> **Data records**
* * * * *

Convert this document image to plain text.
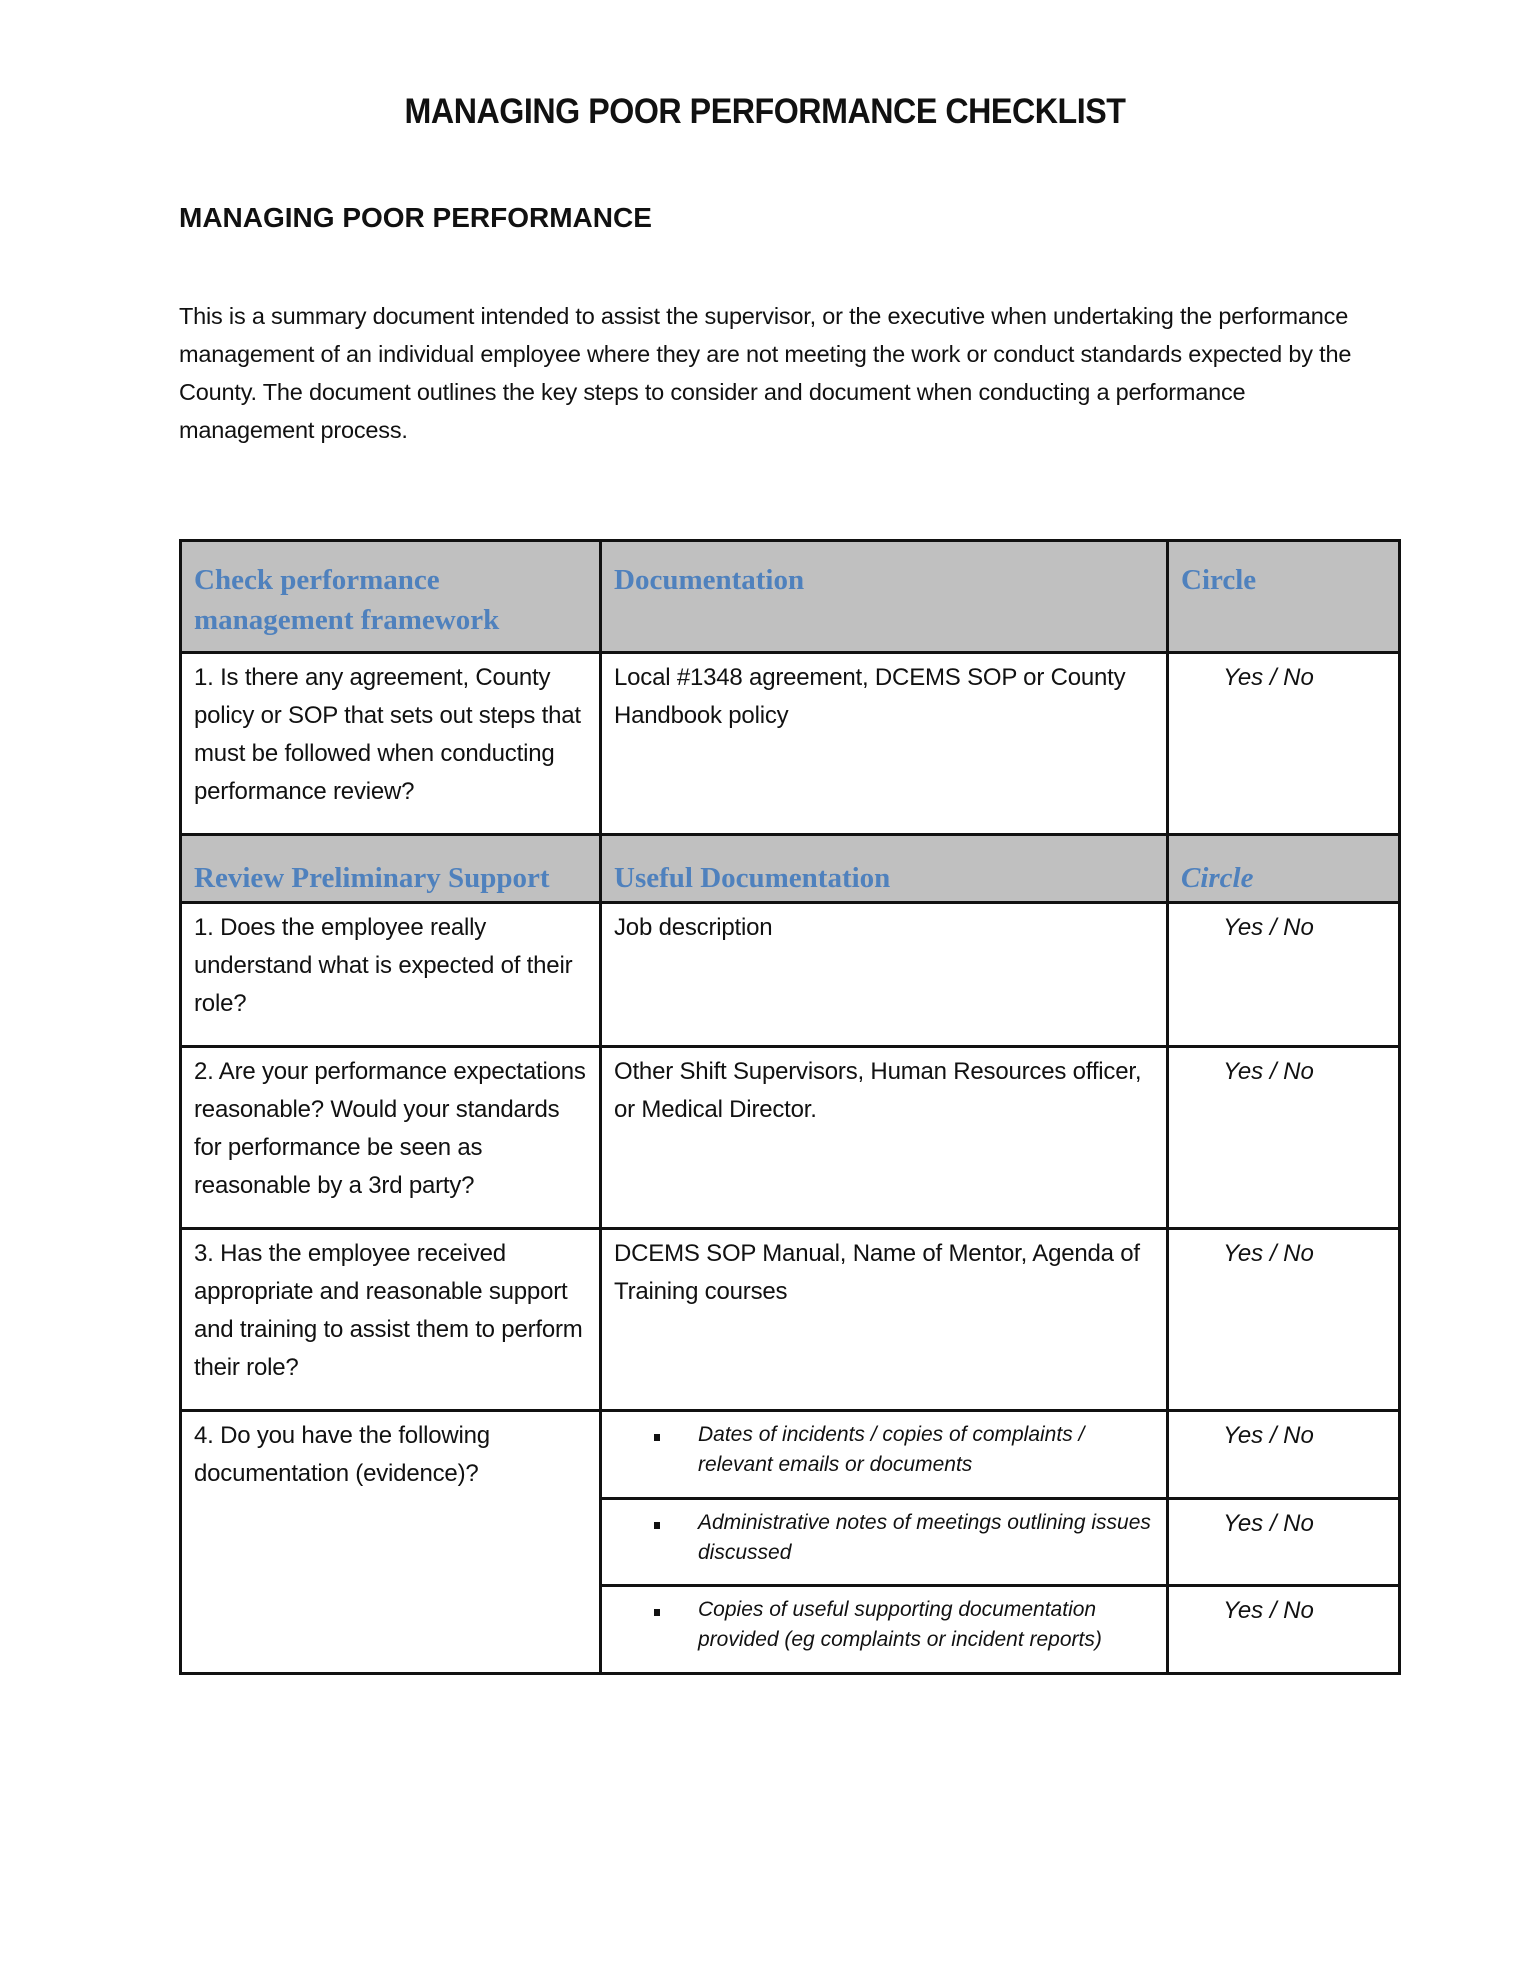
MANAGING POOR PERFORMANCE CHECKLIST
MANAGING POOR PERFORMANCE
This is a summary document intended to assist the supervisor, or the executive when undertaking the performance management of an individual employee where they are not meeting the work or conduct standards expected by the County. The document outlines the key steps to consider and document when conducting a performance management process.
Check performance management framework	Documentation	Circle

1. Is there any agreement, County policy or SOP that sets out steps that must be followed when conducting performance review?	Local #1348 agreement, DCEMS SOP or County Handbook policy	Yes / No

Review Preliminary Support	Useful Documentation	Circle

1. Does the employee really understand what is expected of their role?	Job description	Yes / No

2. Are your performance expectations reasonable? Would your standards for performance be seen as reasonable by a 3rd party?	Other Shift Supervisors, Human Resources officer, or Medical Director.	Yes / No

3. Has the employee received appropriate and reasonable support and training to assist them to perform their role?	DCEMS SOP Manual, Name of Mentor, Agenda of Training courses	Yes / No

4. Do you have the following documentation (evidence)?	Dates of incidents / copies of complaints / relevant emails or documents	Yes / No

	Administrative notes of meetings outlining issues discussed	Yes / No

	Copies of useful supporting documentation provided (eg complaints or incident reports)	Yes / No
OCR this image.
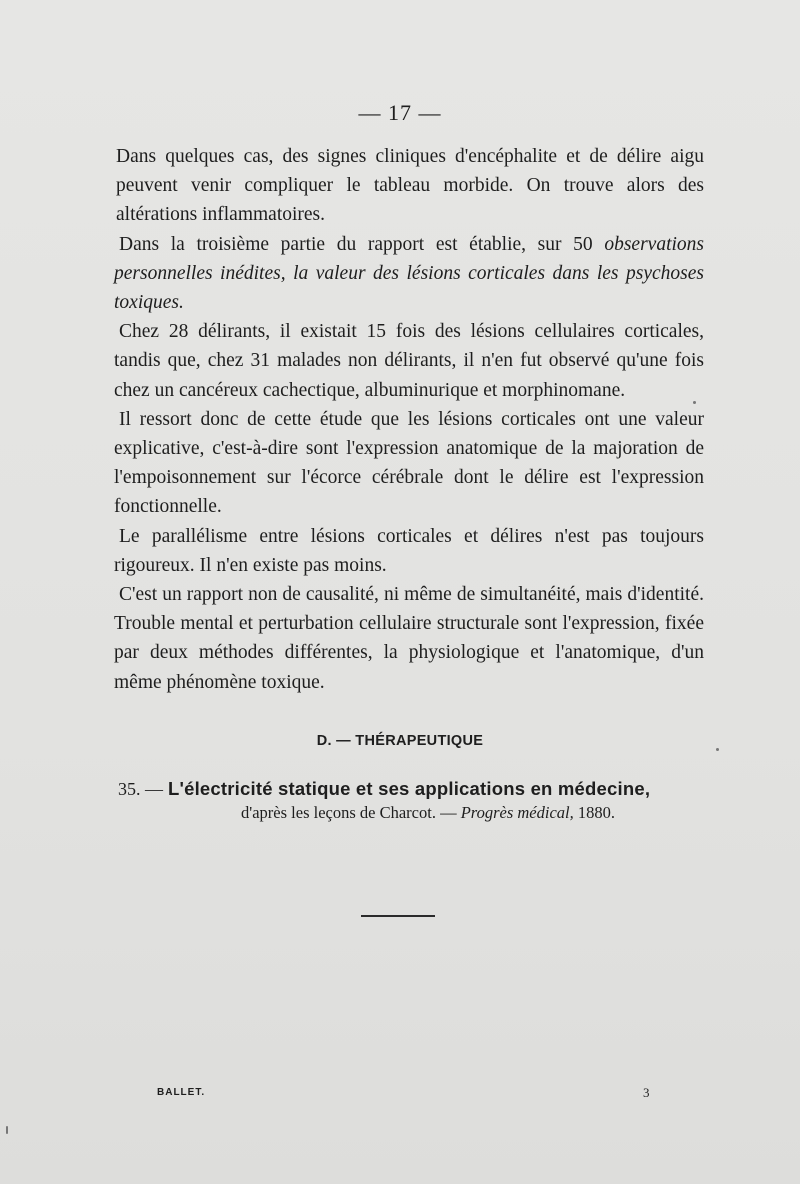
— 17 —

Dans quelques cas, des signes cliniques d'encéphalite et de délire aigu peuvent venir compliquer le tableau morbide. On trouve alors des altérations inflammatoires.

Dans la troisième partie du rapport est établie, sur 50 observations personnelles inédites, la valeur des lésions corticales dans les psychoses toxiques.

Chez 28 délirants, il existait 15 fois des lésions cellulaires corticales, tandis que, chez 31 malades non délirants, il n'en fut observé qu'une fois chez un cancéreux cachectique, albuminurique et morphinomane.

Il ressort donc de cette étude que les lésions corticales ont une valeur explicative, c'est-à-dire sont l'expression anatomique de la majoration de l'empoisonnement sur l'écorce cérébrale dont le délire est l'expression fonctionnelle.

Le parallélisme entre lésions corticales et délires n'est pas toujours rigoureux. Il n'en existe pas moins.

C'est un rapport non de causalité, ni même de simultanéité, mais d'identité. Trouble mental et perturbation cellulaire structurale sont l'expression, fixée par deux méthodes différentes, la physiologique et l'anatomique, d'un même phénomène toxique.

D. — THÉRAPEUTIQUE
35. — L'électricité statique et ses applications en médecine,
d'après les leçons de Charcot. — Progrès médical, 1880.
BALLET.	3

* * * * *

> **Task details**
Print all of the entries word for word. Skip any images they contain.

> **Response to the exercise**
Convert this document image to plain text.
MANAGING POOR PERFORMANCE CHECKLIST
MANAGING POOR PERFORMANCE
This is a summary document intended to assist the supervisor, or the executive when undertaking the performance management of an individual employee where they are not meeting the work or conduct standards expected by the County. The document outlines the key steps to consider and document when conducting a performance management process.
Check performance management framework	Documentation	Circle

1. Is there any agreement, County policy or SOP that sets out steps that must be followed when conducting performance review?	Local #1348 agreement, DCEMS SOP or County Handbook policy	Yes / No

Review Preliminary Support	Useful Documentation	Circle

1. Does the employee really understand what is expected of their role?	Job description	Yes / No

2. Are your performance expectations reasonable? Would your standards for performance be seen as reasonable by a 3rd party?	Other Shift Supervisors, Human Resources officer, or Medical Director.	Yes / No

3. Has the employee received appropriate and reasonable support and training to assist them to perform their role?	DCEMS SOP Manual, Name of Mentor, Agenda of Training courses	Yes / No

4. Do you have the following documentation (evidence)?	Dates of incidents / copies of complaints / relevant emails or documents	Yes / No

	Administrative notes of meetings outlining issues discussed	Yes / No

	Copies of useful supporting documentation provided (eg complaints or incident reports)	Yes / No
OCR this image.
— 17 —

Dans quelques cas, des signes cliniques d'encéphalite et de délire aigu peuvent venir compliquer le tableau morbide. On trouve alors des altérations inflammatoires.

Dans la troisième partie du rapport est établie, sur 50 observations personnelles inédites, la valeur des lésions corticales dans les psychoses toxiques.

Chez 28 délirants, il existait 15 fois des lésions cellulaires corticales, tandis que, chez 31 malades non délirants, il n'en fut observé qu'une fois chez un cancéreux cachectique, albuminurique et morphinomane.

Il ressort donc de cette étude que les lésions corticales ont une valeur explicative, c'est-à-dire sont l'expression anatomique de la majoration de l'empoisonnement sur l'écorce cérébrale dont le délire est l'expression fonctionnelle.

Le parallélisme entre lésions corticales et délires n'est pas toujours rigoureux. Il n'en existe pas moins.

C'est un rapport non de causalité, ni même de simultanéité, mais d'identité. Trouble mental et perturbation cellulaire structurale sont l'expression, fixée par deux méthodes différentes, la physiologique et l'anatomique, d'un même phénomène toxique.

D. — THÉRAPEUTIQUE
35. — L'électricité statique et ses applications en médecine,
d'après les leçons de Charcot. — Progrès médical, 1880.
BALLET.	3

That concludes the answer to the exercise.